Can you print out every line of the records below word for word, leaving the pictures out?

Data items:
---+---

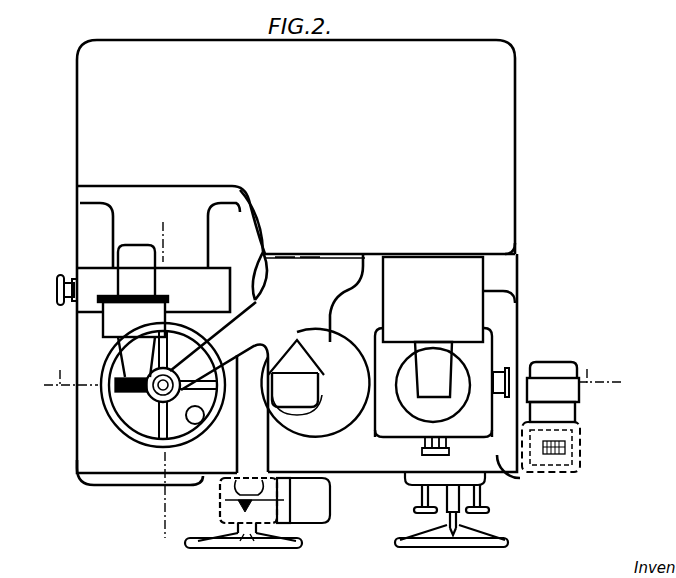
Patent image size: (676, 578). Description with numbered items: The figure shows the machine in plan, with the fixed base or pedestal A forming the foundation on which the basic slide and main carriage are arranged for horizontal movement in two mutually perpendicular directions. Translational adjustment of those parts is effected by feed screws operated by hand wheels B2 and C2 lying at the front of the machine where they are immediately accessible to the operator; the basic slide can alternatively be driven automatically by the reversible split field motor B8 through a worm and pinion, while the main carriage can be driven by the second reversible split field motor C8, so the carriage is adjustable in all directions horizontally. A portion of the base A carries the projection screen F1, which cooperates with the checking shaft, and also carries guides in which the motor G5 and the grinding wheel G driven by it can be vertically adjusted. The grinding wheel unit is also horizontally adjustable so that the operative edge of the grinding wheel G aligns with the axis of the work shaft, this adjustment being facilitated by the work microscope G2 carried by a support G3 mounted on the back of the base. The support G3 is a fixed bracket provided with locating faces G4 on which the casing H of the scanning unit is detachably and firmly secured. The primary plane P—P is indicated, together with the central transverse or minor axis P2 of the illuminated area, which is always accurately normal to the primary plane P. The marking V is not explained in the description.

The fixed base or pedestal A is at (90, 323).
The motor G5 is at (143, 288).
The grinding wheel G is at (120, 388).
The work microscope G2 is at (160, 393).
The support (fixed bracket) G3 is at (263, 252).
The locating faces G4 is at (296, 346).
The casing H is at (305, 402).
The projection screen F1 is at (461, 268).
The second reversible split field motor C8 is at (558, 385).
The vibrator unit V is at (488, 455).
The central transverse (minor) axis P2 is at (333, 367).
The primary plane P is at (164, 236).
The reversible split field motor B8 is at (297, 502).
The hand wheel B2 is at (228, 549).
The hand wheel C2 is at (505, 538).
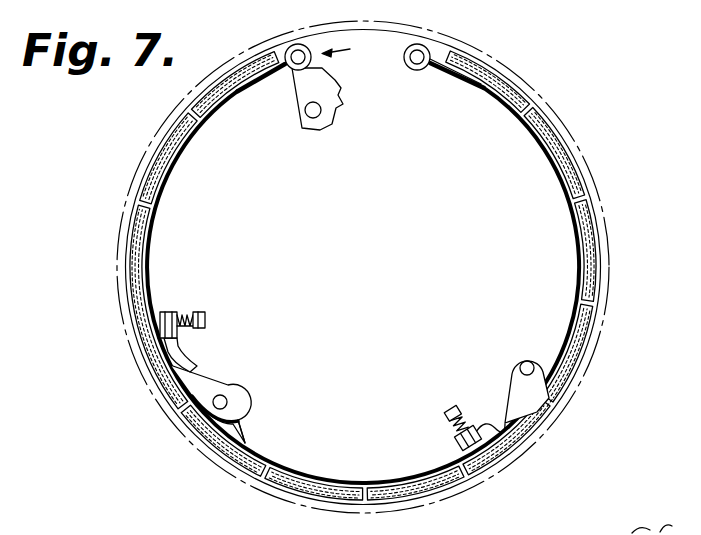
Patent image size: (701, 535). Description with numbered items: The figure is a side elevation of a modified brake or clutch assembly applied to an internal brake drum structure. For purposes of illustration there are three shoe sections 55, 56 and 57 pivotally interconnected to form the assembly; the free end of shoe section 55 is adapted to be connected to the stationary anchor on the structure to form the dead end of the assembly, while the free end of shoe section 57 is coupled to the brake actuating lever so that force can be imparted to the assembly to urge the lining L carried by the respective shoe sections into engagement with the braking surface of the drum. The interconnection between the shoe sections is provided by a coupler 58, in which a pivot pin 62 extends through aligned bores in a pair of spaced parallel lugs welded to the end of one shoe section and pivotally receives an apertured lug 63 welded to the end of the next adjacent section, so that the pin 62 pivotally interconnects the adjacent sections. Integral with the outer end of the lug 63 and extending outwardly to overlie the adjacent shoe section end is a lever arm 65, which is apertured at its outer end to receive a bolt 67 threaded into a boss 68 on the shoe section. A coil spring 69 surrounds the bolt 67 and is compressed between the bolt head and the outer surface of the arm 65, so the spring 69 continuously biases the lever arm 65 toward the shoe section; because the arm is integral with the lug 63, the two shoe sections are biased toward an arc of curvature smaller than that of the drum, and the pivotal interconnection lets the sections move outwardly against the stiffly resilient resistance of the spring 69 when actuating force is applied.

The shoe section 55 is at (550, 177).
The shoe section 56 is at (363, 488).
The shoe section 57 is at (175, 170).
The coupler 58 is at (232, 388).
The pivot pin 62 is at (228, 403).
The apertured lug 63 is at (241, 427).
The lever arm 65 is at (188, 360).
The bolt 67 is at (205, 317).
The boss 68 is at (161, 313).
The coil spring 69 is at (182, 313).
The lining L is at (192, 429).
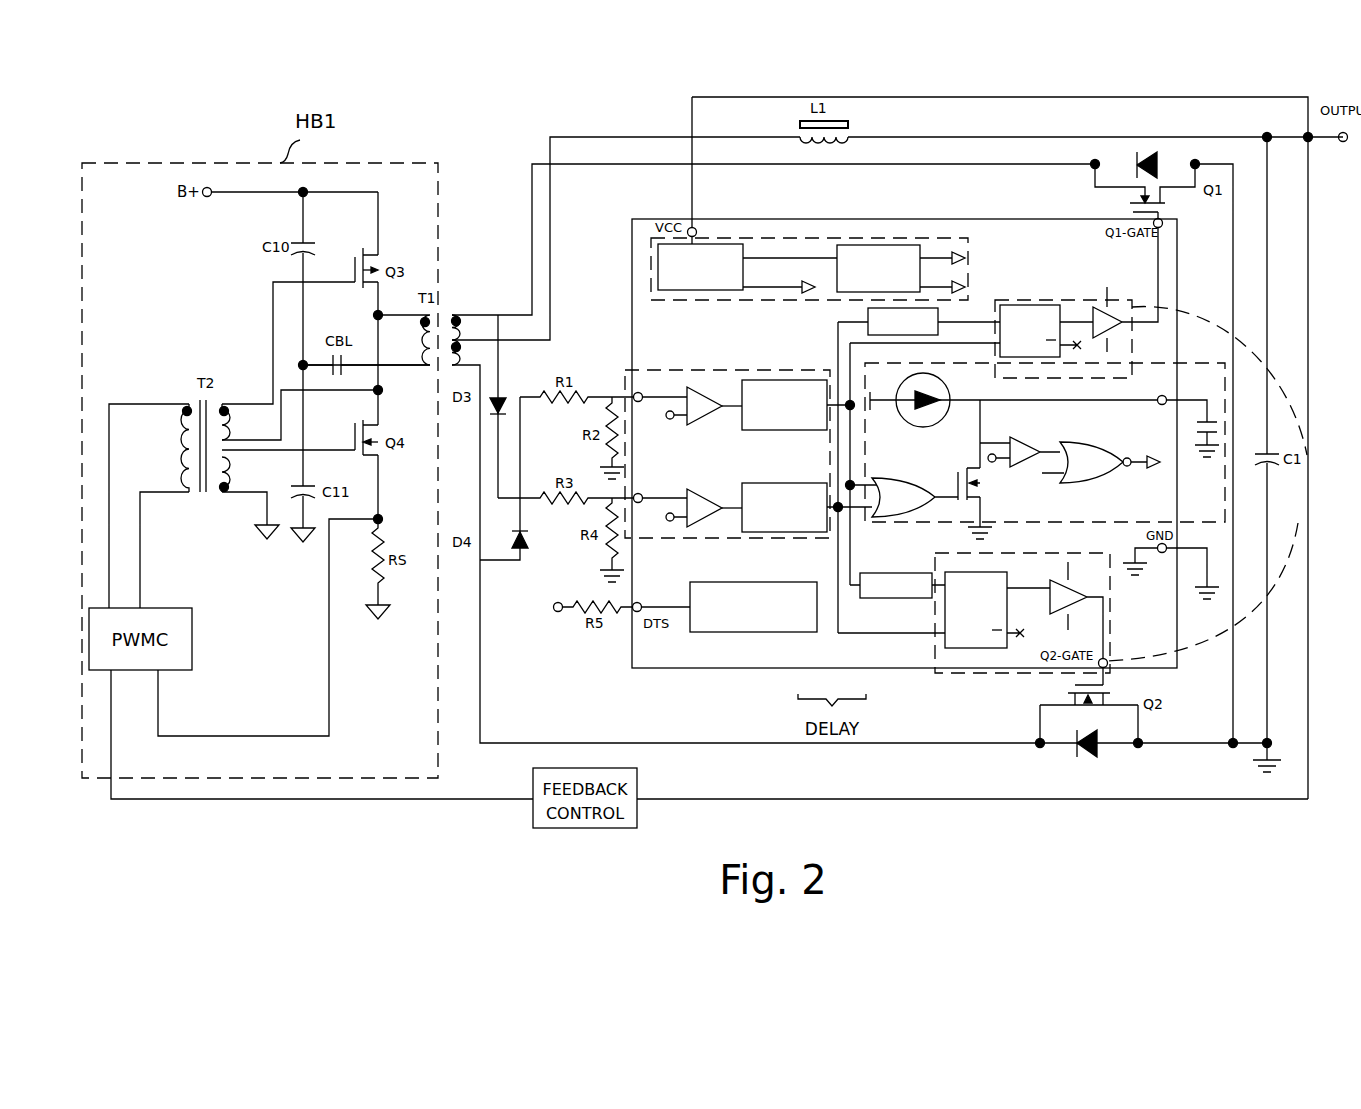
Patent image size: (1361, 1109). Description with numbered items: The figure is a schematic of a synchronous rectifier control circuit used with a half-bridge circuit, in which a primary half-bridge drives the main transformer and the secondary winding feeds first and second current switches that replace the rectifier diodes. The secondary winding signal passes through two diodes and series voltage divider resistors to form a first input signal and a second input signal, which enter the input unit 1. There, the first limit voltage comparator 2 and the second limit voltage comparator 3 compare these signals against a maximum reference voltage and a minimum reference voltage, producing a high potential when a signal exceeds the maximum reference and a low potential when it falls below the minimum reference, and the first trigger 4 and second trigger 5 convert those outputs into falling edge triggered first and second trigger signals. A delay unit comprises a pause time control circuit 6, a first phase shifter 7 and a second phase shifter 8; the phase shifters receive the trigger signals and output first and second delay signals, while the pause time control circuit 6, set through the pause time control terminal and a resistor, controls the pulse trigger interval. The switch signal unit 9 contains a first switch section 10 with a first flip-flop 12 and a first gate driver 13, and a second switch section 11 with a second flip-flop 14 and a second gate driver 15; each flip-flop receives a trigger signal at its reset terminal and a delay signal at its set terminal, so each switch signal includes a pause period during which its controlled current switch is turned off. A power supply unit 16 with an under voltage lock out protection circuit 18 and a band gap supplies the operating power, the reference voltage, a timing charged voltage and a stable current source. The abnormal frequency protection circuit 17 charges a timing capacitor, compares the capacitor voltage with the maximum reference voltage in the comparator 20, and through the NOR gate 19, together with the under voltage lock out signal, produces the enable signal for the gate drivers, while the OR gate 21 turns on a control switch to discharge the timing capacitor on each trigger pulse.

---+---

REPLY TO THE TASK
Patent image size: (676, 578). Description with numbered items: The figure shows the machine in plan, with the fixed base or pedestal A forming the foundation on which the basic slide and main carriage are arranged for horizontal movement in two mutually perpendicular directions. Translational adjustment of those parts is effected by feed screws operated by hand wheels B2 and C2 lying at the front of the machine where they are immediately accessible to the operator; the basic slide can alternatively be driven automatically by the reversible split field motor B8 through a worm and pinion, while the main carriage can be driven by the second reversible split field motor C8, so the carriage is adjustable in all directions horizontally. A portion of the base A carries the projection screen F1, which cooperates with the checking shaft, and also carries guides in which the motor G5 and the grinding wheel G driven by it can be vertically adjusted. The grinding wheel unit is also horizontally adjustable so that the operative edge of the grinding wheel G aligns with the axis of the work shaft, this adjustment being facilitated by the work microscope G2 carried by a support G3 mounted on the back of the base. The support G3 is a fixed bracket provided with locating faces G4 on which the casing H of the scanning unit is detachably and firmly secured. The primary plane P—P is indicated, together with the central transverse or minor axis P2 of the illuminated area, which is always accurately normal to the primary plane P. The marking V is not explained in the description.

The fixed base or pedestal A is at (90, 323).
The motor G5 is at (143, 288).
The grinding wheel G is at (120, 388).
The work microscope G2 is at (160, 393).
The support (fixed bracket) G3 is at (263, 252).
The locating faces G4 is at (296, 346).
The casing H is at (305, 402).
The projection screen F1 is at (461, 268).
The second reversible split field motor C8 is at (558, 385).
The vibrator unit V is at (488, 455).
The central transverse (minor) axis P2 is at (333, 367).
The primary plane P is at (164, 236).
The reversible split field motor B8 is at (297, 502).
The hand wheel B2 is at (228, 549).
The hand wheel C2 is at (505, 538).
Patent image size: (701, 535). Description with numbered items: The figure is a side elevation of a modified brake or clutch assembly applied to an internal brake drum structure. For purposes of illustration there are three shoe sections 55, 56 and 57 pivotally interconnected to form the assembly; the free end of shoe section 55 is adapted to be connected to the stationary anchor on the structure to form the dead end of the assembly, while the free end of shoe section 57 is coupled to the brake actuating lever so that force can be imparted to the assembly to urge the lining L carried by the respective shoe sections into engagement with the braking surface of the drum. The interconnection between the shoe sections is provided by a coupler 58, in which a pivot pin 62 extends through aligned bores in a pair of spaced parallel lugs welded to the end of one shoe section and pivotally receives an apertured lug 63 welded to the end of the next adjacent section, so that the pin 62 pivotally interconnects the adjacent sections. Integral with the outer end of the lug 63 and extending outwardly to overlie the adjacent shoe section end is a lever arm 65, which is apertured at its outer end to receive a bolt 67 threaded into a boss 68 on the shoe section. A coil spring 69 surrounds the bolt 67 and is compressed between the bolt head and the outer surface of the arm 65, so the spring 69 continuously biases the lever arm 65 toward the shoe section; because the arm is integral with the lug 63, the two shoe sections are biased toward an arc of curvature smaller than that of the drum, and the pivotal interconnection lets the sections move outwardly against the stiffly resilient resistance of the spring 69 when actuating force is applied.

The shoe section 55 is at (550, 177).
The shoe section 56 is at (363, 488).
The shoe section 57 is at (175, 170).
The coupler 58 is at (232, 388).
The pivot pin 62 is at (228, 403).
The apertured lug 63 is at (241, 427).
The lever arm 65 is at (188, 360).
The bolt 67 is at (205, 317).
The boss 68 is at (161, 313).
The coil spring 69 is at (182, 313).
The lining L is at (192, 429).
Patent image size: (1361, 1109). Description with numbered items: The figure is a schematic of a synchronous rectifier control circuit used with a half-bridge circuit, in which a primary half-bridge drives the main transformer and the secondary winding feeds first and second current switches that replace the rectifier diodes. The secondary winding signal passes through two diodes and series voltage divider resistors to form a first input signal and a second input signal, which enter the input unit 1. There, the first limit voltage comparator 2 and the second limit voltage comparator 3 compare these signals against a maximum reference voltage and a minimum reference voltage, producing a high potential when a signal exceeds the maximum reference and a low potential when it falls below the minimum reference, and the first trigger 4 and second trigger 5 convert those outputs into falling edge triggered first and second trigger signals. A delay unit comprises a pause time control circuit 6, a first phase shifter 7 and a second phase shifter 8; the phase shifters receive the trigger signals and output first and second delay signals, while the pause time control circuit 6, set through the pause time control terminal and a resistor, controls the pulse trigger interval. The switch signal unit 9 contains a first switch section 10 with a first flip-flop 12 and a first gate driver 13, and a second switch section 11 with a second flip-flop 14 and a second gate driver 15; each flip-flop receives a trigger signal at its reset terminal and a delay signal at its set terminal, so each switch signal includes a pause period during which its controlled current switch is turned off. A power supply unit 16 with an under voltage lock out protection circuit 18 and a band gap supplies the operating power, the reference voltage, a timing charged voltage and a stable current source. The abnormal frequency protection circuit 17 charges a timing capacitor, compares the capacitor voltage with the maximum reference voltage in the comparator 20, and through the NOR gate 19, together with the under voltage lock out signal, produces the enable signal for the gate drivers, while the OR gate 21 turns on a control switch to discharge the timing capacitor on each trigger pulse.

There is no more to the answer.